EXERCISE → Figure out how many lines of the material below contain the word "Burned". Answer with the number only.

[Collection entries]
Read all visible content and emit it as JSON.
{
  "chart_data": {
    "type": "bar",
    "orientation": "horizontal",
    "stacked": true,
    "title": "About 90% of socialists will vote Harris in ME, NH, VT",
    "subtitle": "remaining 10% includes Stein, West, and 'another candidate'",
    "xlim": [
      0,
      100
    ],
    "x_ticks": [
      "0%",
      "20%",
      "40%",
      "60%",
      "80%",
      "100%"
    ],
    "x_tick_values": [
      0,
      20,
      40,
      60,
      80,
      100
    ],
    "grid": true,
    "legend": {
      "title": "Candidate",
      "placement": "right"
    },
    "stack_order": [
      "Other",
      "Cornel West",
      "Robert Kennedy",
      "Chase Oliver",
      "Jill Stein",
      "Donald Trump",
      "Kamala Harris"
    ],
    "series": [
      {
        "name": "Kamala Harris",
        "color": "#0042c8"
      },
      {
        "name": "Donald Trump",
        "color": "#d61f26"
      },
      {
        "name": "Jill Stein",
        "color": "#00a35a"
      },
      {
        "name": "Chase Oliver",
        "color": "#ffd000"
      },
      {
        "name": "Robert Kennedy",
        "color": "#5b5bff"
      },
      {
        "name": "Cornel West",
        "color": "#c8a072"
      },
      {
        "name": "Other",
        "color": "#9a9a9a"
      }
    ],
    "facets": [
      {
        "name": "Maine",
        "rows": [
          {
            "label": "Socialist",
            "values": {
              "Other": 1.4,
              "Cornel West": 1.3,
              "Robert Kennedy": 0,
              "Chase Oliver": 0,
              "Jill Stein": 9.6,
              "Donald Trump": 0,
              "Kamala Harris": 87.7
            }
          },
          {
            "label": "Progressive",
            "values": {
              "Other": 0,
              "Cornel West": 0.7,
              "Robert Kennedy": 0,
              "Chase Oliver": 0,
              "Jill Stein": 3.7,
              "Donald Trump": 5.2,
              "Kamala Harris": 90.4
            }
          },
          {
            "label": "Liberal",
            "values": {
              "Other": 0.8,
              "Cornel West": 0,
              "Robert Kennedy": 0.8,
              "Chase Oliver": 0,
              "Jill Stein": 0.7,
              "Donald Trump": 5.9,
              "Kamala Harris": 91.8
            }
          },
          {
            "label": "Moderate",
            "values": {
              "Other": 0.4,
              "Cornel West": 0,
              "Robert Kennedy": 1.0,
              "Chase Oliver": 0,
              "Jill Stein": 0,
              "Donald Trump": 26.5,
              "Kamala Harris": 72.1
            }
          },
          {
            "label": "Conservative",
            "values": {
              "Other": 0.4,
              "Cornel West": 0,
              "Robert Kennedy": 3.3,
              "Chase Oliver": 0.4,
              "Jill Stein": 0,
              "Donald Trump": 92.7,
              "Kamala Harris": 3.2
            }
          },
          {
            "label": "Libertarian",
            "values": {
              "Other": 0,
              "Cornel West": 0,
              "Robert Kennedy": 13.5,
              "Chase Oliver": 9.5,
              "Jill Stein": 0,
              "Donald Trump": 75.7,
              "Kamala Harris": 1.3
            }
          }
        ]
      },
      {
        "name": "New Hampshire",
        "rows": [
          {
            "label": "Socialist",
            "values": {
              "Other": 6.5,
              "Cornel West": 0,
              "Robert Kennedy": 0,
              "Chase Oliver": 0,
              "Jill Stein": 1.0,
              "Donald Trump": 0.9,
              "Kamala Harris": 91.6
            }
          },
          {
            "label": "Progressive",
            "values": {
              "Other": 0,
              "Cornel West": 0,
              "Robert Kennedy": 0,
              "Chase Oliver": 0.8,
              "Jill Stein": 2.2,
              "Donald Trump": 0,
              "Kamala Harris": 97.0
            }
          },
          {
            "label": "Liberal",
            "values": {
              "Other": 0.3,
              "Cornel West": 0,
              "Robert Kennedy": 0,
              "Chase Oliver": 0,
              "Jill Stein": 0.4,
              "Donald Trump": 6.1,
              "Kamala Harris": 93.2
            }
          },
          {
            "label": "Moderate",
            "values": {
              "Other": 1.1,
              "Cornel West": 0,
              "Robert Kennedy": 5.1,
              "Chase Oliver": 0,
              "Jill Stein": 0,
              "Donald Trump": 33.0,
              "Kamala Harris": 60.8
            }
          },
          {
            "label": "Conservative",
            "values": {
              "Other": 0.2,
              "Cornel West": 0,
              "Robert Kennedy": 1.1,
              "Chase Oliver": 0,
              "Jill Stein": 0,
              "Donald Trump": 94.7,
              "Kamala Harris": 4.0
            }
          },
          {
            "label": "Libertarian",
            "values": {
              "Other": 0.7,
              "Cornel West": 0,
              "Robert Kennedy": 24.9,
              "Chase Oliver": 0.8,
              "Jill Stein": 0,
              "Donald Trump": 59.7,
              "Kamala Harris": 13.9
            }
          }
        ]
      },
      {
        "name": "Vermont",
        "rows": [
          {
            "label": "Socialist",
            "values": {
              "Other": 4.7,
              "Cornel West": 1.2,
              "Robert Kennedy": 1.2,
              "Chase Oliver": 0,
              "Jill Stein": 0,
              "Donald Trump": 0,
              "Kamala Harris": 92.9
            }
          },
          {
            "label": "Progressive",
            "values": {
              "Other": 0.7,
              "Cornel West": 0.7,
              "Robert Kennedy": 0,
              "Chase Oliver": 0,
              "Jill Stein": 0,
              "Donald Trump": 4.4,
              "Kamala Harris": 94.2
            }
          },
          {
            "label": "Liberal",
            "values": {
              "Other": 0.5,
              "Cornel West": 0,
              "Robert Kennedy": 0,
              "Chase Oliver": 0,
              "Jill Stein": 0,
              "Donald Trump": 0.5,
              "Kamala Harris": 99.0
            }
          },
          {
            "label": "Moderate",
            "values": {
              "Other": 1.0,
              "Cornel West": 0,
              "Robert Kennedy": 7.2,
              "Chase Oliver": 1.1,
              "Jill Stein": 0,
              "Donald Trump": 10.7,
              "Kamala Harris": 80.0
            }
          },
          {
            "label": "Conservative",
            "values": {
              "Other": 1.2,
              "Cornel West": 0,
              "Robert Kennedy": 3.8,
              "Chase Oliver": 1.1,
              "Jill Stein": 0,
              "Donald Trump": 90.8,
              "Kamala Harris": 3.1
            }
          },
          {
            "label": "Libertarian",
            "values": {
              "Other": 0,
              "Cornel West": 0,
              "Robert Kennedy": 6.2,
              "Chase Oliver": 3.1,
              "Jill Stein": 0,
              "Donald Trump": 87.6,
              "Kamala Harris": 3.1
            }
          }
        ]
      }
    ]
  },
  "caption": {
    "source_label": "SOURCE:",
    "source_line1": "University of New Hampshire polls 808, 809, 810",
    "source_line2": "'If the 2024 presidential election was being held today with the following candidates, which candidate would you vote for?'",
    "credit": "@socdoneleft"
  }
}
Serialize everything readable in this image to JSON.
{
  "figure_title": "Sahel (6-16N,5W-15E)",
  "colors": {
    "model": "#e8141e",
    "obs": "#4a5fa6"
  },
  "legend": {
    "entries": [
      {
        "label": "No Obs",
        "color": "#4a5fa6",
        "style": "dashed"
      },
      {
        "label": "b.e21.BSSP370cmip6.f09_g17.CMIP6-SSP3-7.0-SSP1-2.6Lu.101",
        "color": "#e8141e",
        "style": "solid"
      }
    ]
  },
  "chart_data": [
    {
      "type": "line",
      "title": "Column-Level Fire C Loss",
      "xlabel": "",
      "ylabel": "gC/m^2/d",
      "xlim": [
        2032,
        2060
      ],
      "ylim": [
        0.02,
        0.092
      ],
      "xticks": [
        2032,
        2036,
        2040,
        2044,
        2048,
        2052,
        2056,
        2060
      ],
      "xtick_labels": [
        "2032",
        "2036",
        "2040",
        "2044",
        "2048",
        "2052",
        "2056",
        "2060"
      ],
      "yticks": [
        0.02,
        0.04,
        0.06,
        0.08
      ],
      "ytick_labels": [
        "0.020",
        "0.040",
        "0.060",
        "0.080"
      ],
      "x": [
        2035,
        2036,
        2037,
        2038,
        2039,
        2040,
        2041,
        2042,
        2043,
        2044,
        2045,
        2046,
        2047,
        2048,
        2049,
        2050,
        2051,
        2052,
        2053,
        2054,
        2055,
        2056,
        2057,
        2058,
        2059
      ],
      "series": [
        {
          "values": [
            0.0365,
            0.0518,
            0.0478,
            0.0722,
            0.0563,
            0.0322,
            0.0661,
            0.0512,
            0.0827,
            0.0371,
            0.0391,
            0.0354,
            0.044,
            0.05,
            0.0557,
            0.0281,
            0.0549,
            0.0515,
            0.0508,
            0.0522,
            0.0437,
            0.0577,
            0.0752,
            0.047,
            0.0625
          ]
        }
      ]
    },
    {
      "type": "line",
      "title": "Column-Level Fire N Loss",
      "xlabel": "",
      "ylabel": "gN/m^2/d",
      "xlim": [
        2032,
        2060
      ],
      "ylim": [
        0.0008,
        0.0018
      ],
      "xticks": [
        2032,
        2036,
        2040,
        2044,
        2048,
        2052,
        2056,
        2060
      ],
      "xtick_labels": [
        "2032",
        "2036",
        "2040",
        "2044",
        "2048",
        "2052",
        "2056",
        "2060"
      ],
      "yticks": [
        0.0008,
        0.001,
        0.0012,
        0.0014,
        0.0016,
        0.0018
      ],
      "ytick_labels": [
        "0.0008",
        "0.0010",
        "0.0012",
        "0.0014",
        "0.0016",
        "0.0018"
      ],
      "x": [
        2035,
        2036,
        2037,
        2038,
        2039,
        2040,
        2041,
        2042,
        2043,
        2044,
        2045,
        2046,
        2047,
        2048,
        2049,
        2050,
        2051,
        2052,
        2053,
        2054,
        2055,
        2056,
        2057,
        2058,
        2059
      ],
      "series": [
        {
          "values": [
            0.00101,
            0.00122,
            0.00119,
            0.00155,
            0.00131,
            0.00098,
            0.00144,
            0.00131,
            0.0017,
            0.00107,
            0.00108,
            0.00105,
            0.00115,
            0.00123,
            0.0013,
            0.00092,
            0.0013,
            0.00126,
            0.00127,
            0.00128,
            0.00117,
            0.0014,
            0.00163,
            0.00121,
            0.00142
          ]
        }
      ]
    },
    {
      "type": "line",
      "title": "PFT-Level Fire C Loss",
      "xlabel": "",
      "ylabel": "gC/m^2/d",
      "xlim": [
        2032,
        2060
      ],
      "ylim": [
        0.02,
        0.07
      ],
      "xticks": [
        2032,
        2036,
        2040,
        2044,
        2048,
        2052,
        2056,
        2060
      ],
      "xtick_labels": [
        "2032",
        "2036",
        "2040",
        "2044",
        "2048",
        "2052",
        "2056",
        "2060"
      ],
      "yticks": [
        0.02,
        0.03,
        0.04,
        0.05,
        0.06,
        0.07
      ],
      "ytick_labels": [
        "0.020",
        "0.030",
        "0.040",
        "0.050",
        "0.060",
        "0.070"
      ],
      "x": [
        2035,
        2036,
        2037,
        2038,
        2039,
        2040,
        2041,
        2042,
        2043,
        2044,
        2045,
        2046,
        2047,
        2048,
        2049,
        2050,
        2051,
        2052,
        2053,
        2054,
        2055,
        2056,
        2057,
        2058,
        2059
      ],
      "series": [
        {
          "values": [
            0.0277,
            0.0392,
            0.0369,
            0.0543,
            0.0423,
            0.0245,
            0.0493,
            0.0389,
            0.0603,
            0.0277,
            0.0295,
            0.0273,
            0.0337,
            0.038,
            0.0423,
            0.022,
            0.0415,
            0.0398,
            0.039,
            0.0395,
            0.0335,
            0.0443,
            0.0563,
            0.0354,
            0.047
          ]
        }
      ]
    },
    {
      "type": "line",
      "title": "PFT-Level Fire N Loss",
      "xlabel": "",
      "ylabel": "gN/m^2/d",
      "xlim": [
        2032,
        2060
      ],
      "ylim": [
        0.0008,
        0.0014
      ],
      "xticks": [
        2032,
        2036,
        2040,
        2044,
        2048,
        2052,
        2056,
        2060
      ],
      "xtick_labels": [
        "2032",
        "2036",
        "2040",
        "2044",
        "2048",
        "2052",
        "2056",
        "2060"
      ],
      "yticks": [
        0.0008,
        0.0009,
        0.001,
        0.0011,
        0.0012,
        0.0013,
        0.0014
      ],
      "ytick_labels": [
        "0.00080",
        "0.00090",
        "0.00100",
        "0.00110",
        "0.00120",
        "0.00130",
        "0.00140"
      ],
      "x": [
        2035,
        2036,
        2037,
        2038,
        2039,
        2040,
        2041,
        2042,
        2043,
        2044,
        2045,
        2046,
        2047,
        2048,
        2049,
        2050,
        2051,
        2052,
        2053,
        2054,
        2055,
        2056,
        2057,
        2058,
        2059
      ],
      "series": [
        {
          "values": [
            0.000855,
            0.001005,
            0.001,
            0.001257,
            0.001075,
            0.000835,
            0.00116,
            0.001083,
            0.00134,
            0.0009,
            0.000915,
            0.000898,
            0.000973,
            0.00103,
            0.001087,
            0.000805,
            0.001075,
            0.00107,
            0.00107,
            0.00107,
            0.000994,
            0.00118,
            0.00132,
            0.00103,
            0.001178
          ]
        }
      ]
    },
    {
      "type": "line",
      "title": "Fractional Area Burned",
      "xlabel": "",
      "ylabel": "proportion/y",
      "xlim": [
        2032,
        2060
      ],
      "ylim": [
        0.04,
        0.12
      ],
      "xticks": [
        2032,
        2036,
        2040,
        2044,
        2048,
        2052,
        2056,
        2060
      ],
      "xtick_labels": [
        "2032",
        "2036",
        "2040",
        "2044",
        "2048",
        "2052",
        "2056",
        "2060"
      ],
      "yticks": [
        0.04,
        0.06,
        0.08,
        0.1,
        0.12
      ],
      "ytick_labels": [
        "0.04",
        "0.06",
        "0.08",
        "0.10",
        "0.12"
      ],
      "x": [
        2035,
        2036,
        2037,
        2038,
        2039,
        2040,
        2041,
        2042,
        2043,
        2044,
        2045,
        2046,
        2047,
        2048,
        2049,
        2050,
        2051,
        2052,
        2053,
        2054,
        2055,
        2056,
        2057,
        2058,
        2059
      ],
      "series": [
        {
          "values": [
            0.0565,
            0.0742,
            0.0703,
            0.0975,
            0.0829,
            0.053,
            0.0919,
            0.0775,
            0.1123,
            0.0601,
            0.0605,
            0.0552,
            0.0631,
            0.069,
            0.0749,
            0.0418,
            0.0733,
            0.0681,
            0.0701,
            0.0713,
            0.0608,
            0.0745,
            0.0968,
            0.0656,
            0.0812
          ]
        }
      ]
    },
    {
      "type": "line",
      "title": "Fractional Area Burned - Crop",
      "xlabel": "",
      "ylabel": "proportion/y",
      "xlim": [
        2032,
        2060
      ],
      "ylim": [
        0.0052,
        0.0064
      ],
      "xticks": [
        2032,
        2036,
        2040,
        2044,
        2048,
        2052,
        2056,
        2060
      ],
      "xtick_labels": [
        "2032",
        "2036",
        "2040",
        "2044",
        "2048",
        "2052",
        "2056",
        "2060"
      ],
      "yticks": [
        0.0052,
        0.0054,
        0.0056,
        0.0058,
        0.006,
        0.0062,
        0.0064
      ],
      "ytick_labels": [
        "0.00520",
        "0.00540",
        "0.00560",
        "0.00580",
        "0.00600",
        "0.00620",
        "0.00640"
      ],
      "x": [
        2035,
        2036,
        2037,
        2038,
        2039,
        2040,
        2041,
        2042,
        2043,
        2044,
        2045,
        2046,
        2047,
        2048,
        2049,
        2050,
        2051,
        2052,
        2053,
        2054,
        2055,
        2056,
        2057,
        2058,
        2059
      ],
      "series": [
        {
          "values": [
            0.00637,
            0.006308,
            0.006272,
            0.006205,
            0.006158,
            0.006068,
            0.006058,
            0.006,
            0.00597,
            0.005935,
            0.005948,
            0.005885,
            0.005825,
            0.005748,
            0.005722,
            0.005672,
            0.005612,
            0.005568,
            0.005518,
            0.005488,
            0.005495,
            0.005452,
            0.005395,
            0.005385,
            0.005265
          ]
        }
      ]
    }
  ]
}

OUTPUT FOR THIS EXERCISE → 2